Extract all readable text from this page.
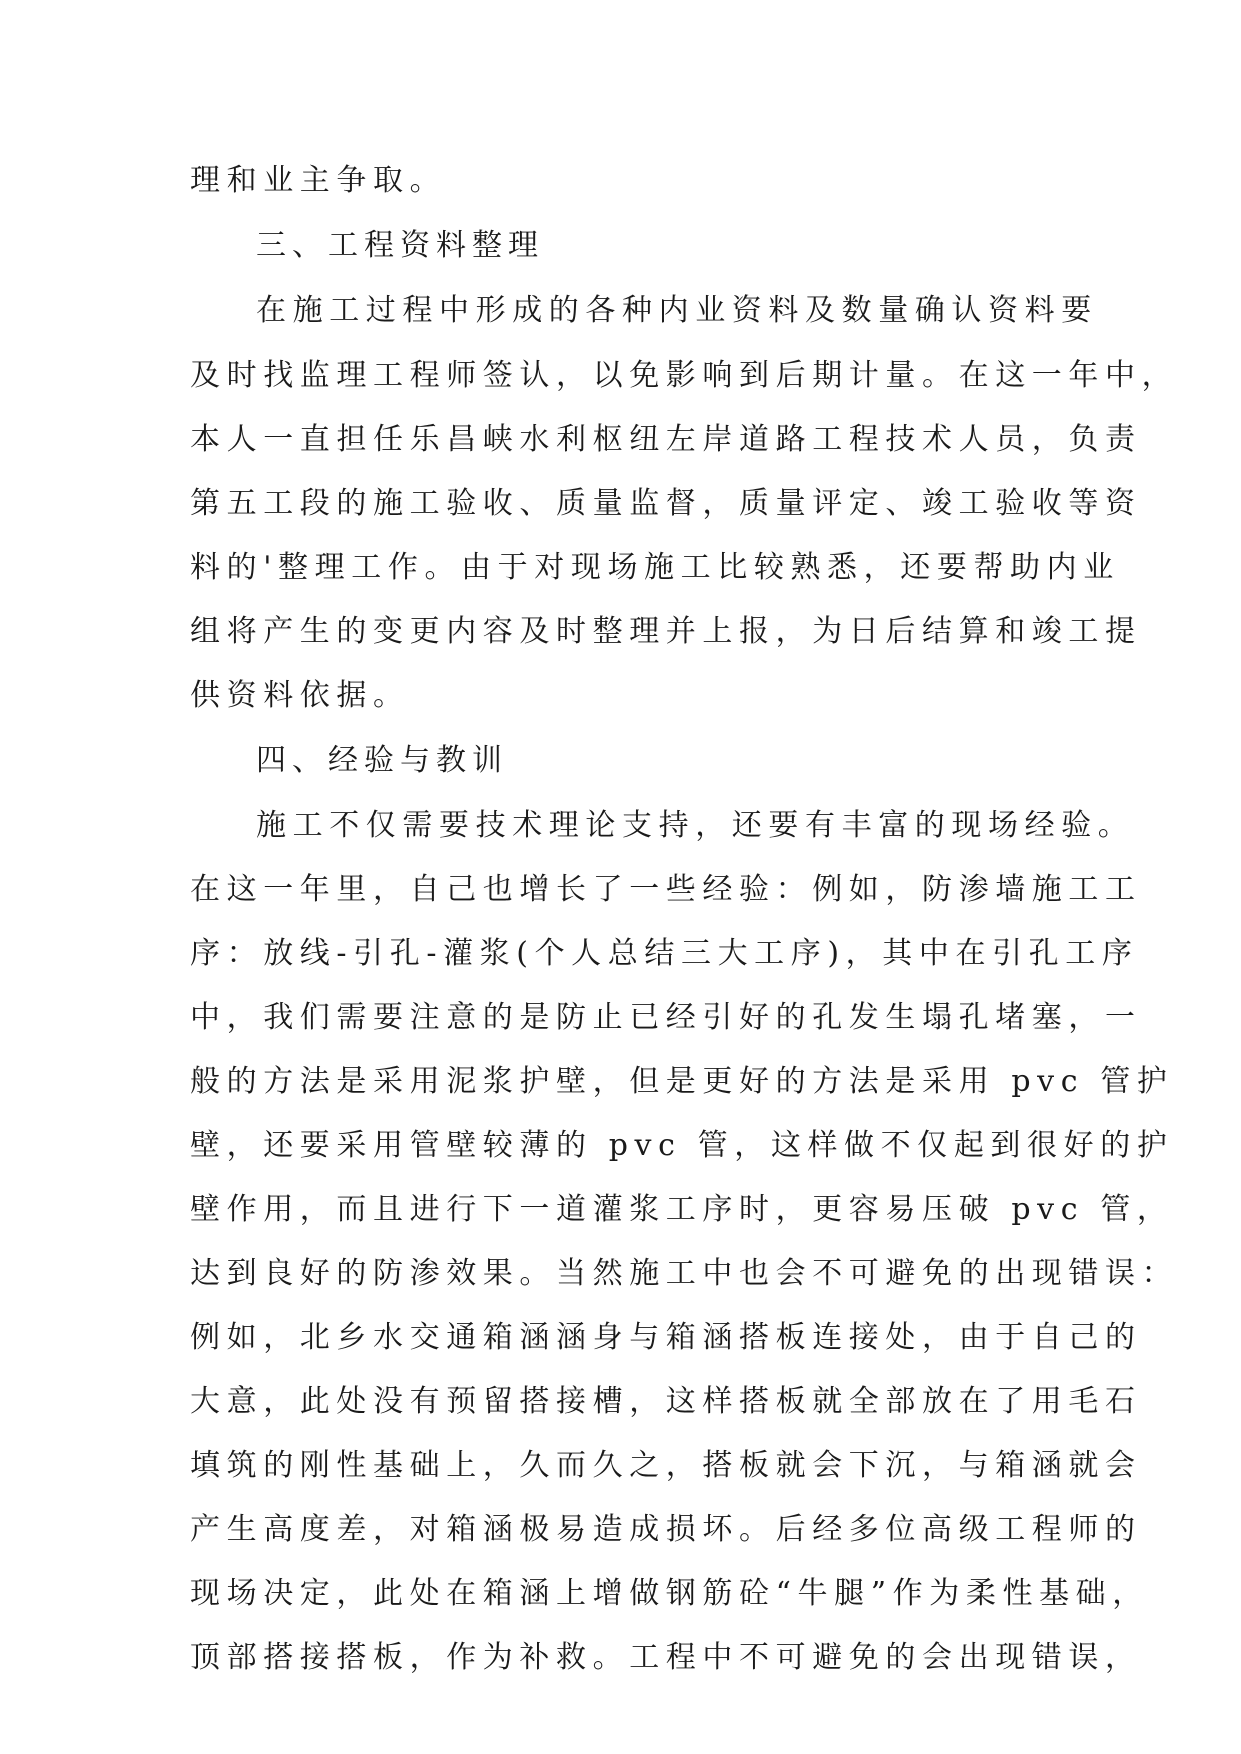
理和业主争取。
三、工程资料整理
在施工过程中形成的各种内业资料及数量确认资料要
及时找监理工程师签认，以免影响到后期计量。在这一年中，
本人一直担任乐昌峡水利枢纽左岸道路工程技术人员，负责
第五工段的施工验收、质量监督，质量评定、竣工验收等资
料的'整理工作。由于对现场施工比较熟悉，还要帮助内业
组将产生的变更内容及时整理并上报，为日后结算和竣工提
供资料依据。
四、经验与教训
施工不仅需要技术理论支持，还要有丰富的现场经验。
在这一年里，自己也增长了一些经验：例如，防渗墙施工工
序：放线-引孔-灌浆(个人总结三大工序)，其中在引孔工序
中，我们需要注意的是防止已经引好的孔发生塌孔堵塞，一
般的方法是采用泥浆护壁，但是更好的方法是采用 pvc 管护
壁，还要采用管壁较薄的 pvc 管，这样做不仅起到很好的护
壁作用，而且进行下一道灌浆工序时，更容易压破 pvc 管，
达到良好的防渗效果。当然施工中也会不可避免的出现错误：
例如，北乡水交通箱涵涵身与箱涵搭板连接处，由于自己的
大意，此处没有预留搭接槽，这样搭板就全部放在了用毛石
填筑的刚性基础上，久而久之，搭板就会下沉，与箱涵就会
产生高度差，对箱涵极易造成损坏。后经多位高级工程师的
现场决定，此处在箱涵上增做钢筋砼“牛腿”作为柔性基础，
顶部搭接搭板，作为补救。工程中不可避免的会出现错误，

---

> Exercise aim: Transcribe the complete set of entries verbatim. No pictures belong in the copy.

> Answer to this exercise:
Extract all readable text from this page.
理和业主争取。
三、工程资料整理
在施工过程中形成的各种内业资料及数量确认资料要
及时找监理工程师签认，以免影响到后期计量。在这一年中，
本人一直担任乐昌峡水利枢纽左岸道路工程技术人员，负责
第五工段的施工验收、质量监督，质量评定、竣工验收等资
料的'整理工作。由于对现场施工比较熟悉，还要帮助内业
组将产生的变更内容及时整理并上报，为日后结算和竣工提
供资料依据。
四、经验与教训
施工不仅需要技术理论支持，还要有丰富的现场经验。
在这一年里，自己也增长了一些经验：例如，防渗墙施工工
序：放线-引孔-灌浆(个人总结三大工序)，其中在引孔工序
中，我们需要注意的是防止已经引好的孔发生塌孔堵塞，一
般的方法是采用泥浆护壁，但是更好的方法是采用 pvc 管护
壁，还要采用管壁较薄的 pvc 管，这样做不仅起到很好的护
壁作用，而且进行下一道灌浆工序时，更容易压破 pvc 管，
达到良好的防渗效果。当然施工中也会不可避免的出现错误：
例如，北乡水交通箱涵涵身与箱涵搭板连接处，由于自己的
大意，此处没有预留搭接槽，这样搭板就全部放在了用毛石
填筑的刚性基础上，久而久之，搭板就会下沉，与箱涵就会
产生高度差，对箱涵极易造成损坏。后经多位高级工程师的
现场决定，此处在箱涵上增做钢筋砼“牛腿”作为柔性基础，
顶部搭接搭板，作为补救。工程中不可避免的会出现错误，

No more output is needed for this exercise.